WORK TO BE COMPLETED
The exercise asks you to copy every line below in which "name" appears.

## BEGIN DATA FOR THE TASK

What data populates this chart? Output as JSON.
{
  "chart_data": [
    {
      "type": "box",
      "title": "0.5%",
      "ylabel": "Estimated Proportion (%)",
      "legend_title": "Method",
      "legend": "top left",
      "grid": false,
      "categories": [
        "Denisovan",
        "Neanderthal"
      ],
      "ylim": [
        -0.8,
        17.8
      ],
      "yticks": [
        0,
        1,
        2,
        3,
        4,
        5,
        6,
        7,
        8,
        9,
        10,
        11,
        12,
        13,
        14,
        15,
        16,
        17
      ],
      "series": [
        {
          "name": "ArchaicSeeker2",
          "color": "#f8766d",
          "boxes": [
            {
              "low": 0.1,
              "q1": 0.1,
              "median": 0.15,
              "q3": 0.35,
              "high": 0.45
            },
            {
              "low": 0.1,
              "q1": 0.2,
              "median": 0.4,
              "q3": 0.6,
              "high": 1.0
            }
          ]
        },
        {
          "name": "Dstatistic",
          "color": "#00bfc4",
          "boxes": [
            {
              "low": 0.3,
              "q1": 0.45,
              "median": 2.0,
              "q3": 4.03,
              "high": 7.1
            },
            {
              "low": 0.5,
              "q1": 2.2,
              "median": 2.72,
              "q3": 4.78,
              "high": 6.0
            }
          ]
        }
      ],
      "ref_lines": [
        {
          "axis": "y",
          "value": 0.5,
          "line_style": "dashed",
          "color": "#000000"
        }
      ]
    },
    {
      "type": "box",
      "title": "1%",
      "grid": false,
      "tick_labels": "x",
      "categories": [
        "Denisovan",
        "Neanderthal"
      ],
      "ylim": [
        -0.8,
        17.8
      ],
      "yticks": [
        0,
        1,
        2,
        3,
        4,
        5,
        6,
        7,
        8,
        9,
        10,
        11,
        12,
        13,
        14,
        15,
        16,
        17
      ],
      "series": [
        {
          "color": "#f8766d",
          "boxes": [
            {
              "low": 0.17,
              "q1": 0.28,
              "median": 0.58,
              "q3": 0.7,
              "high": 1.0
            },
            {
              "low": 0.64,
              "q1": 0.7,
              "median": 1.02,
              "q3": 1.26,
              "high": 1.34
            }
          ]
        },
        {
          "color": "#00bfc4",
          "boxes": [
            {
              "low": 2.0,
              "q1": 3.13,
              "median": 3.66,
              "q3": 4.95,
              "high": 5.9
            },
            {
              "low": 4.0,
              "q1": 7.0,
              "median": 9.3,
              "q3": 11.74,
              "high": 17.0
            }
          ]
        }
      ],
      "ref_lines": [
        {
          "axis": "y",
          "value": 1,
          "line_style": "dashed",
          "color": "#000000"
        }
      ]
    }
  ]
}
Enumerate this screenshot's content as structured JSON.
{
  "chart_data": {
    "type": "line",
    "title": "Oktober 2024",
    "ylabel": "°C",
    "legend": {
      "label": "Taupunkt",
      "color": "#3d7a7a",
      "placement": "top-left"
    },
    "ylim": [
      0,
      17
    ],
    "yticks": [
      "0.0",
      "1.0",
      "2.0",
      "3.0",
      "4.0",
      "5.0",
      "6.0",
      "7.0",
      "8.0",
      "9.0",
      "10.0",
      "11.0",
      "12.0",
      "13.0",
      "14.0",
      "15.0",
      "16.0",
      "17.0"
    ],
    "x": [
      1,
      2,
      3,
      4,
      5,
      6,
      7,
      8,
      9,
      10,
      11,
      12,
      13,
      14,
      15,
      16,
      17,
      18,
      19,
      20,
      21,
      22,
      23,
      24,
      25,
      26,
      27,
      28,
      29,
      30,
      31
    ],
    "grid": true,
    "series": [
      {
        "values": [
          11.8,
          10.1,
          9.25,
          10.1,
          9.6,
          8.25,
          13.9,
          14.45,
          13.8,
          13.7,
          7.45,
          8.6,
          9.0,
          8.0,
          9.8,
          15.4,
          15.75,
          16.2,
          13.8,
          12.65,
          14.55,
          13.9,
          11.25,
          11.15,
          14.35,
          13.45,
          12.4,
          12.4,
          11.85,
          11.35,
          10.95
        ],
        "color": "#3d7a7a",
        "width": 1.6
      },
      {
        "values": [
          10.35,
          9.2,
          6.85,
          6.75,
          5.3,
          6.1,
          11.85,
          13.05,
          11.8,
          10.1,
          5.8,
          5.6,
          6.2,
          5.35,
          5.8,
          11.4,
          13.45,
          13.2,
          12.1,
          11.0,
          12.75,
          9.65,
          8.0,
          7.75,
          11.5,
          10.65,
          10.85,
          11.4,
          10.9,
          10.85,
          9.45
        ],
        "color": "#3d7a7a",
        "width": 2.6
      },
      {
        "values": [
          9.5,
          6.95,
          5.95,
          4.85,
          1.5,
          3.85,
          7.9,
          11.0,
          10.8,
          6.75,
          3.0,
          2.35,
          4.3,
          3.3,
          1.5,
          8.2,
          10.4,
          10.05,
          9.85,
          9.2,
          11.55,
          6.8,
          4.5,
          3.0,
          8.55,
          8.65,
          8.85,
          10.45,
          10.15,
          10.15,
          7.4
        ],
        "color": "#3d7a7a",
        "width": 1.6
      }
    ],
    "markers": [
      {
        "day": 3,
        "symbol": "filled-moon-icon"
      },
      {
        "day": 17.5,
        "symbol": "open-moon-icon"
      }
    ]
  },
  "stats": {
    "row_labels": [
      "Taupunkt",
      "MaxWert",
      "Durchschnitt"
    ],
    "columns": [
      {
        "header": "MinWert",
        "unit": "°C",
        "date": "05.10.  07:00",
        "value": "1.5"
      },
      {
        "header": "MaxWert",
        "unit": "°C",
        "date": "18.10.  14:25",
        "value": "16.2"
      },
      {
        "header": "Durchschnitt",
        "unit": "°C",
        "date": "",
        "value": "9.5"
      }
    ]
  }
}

## END DATA FOR THE TASK

RESPONSE TO THIS TASK
          "name": "ArchaicSeeker2",
          "name": "Dstatistic",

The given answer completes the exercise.